> STATED TASK
Find each line with the string "when" and copy it.

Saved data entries
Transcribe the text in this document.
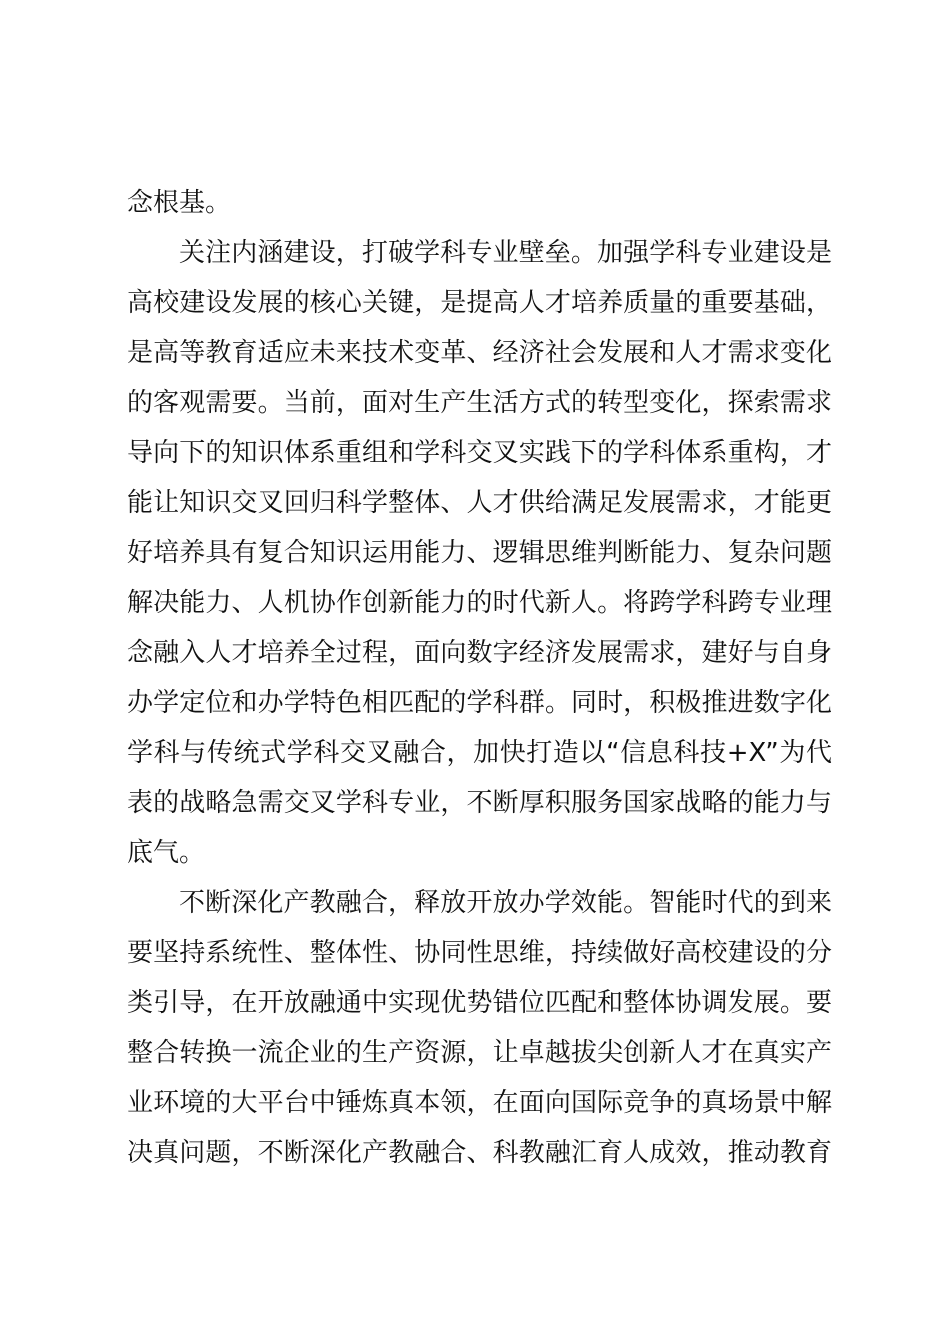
念根基。
关注内涵建设，打破学科专业壁垒。加强学科专业建设是
高校建设发展的核心关键，是提高人才培养质量的重要基础，
是高等教育适应未来技术变革、经济社会发展和人才需求变化
的客观需要。当前，面对生产生活方式的转型变化，探索需求
导向下的知识体系重组和学科交叉实践下的学科体系重构，才
能让知识交叉回归科学整体、人才供给满足发展需求，才能更
好培养具有复合知识运用能力、逻辑思维判断能力、复杂问题
解决能力、人机协作创新能力的时代新人。将跨学科跨专业理
念融入人才培养全过程，面向数字经济发展需求，建好与自身
办学定位和办学特色相匹配的学科群。同时，积极推进数字化
学科与传统式学科交叉融合，加快打造以“信息科技+X”为代
表的战略急需交叉学科专业，不断厚积服务国家战略的能力与
底气。
不断深化产教融合，释放开放办学效能。智能时代的到来
要坚持系统性、整体性、协同性思维，持续做好高校建设的分
类引导，在开放融通中实现优势错位匹配和整体协调发展。要
整合转换一流企业的生产资源，让卓越拔尖创新人才在真实产
业环境的大平台中锤炼真本领，在面向国际竞争的真场景中解
决真问题，不断深化产教融合、科教融汇育人成效，推动教育
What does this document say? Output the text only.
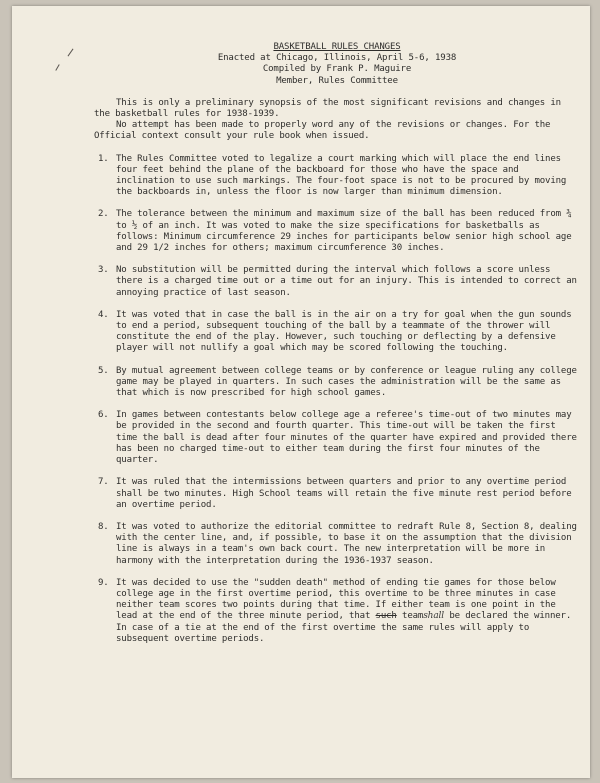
BASKETBALL RULES CHANGES
Enacted at Chicago, Illinois, April 5-6, 1938
Compiled by Frank P. Maguire
Member, Rules Committee

This is only a preliminary synopsis of the most significant revisions and changes in the basketball rules for 1938-1939.

No attempt has been made to properly word any of the revisions or changes. For the Official context consult your rule book when issued.

1. The Rules Committee voted to legalize a court marking which will place the end lines four feet behind the plane of the backboard for those who have the space and inclination to use such markings. The four-foot space is not to be procured by moving the backboards in, unless the floor is now larger than minimum dimension.
2. The tolerance between the minimum and maximum size of the ball has been reduced from ¾ to ½ of an inch. It was voted to make the size specifications for basketballs as follows: Minimum circumference 29 inches for participants below senior high school age and 29 1/2 inches for others; maximum circumference 30 inches.
3. No substitution will be permitted during the interval which follows a score unless there is a charged time out or a time out for an injury. This is intended to correct an annoying practice of last season.
4. It was voted that in case the ball is in the air on a try for goal when the gun sounds to end a period, subsequent touching of the ball by a teammate of the thrower will constitute the end of the play. However, such touching or deflecting by a defensive player will not nullify a goal which may be scored following the touching.
5. By mutual agreement between college teams or by conference or league ruling any college game may be played in quarters. In such cases the administration will be the same as that which is now prescribed for high school games.
6. In games between contestants below college age a referee's time-out of two minutes may be provided in the second and fourth quarter. This time-out will be taken the first time the ball is dead after four minutes of the quarter have expired and provided there has been no charged time-out to either team during the first four minutes of the quarter.
7. It was ruled that the intermissions between quarters and prior to any overtime period shall be two minutes. High School teams will retain the five minute rest period before an overtime period.
8. It was voted to authorize the editorial committee to redraft Rule 8, Section 8, dealing with the center line, and, if possible, to base it on the assumption that the division line is always in a team's own back court. The new interpretation will be more in harmony with the interpretation during the 1936-1937 season.
9. It was decided to use the "sudden death" method of ending tie games for those below college age in the first overtime period, this overtime to be three minutes in case neither team scores two points during that time. If either team is one point in the lead at the end of the three minute period, that such teamshall be declared the winner. In case of a tie at the end of the first overtime the same rules will apply to subsequent overtime periods.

> RESULT FOR THIS EXERCISE
No attempt has been made to properly word any of the revisions or changes. For the Official context consult your rule book when issued.
4. It was voted that in case the ball is in the air on a try for goal when the gun sounds to end a period, subsequent touching of the ball by a teammate of the thrower will constitute the end of the play. However, such touching or deflecting by a defensive player will not nullify a goal which may be scored following the touching.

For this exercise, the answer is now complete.